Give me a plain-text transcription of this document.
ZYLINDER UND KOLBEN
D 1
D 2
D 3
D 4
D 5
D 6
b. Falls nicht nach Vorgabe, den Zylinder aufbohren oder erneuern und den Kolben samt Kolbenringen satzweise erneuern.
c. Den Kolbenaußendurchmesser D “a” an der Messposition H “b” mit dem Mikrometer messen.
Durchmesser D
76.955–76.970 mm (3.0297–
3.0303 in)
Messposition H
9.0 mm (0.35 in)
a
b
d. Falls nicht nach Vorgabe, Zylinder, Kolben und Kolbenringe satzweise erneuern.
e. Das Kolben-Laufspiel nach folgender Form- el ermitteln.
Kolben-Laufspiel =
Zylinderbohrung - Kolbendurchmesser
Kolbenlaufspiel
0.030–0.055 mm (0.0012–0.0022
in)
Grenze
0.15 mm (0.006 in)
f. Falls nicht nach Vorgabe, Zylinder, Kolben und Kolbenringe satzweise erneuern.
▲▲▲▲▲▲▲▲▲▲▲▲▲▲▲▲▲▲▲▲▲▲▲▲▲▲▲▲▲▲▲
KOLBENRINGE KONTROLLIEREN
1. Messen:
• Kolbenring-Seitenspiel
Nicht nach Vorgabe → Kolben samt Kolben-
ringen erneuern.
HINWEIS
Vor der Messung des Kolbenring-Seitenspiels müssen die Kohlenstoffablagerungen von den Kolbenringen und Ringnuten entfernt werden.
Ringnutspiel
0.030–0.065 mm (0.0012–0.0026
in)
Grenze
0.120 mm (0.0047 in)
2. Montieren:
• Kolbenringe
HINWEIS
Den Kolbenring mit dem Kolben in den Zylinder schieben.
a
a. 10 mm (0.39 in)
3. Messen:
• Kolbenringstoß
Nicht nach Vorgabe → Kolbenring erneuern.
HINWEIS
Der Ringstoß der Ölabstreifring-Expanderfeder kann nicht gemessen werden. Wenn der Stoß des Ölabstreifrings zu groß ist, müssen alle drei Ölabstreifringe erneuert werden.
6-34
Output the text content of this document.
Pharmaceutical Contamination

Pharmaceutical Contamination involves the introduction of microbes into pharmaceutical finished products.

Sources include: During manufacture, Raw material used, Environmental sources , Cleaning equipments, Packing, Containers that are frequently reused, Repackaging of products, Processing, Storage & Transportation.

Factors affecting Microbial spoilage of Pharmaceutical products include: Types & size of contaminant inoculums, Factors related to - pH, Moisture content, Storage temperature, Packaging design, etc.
+ + + + +
● **Stated goal**: Find the lines above holding the word "Messposition" and show them.

● **Exercise result**:
c. Den Kolbenaußendurchmesser D “a” an der Messposition H “b” mit dem Mikrometer messen.
Messposition H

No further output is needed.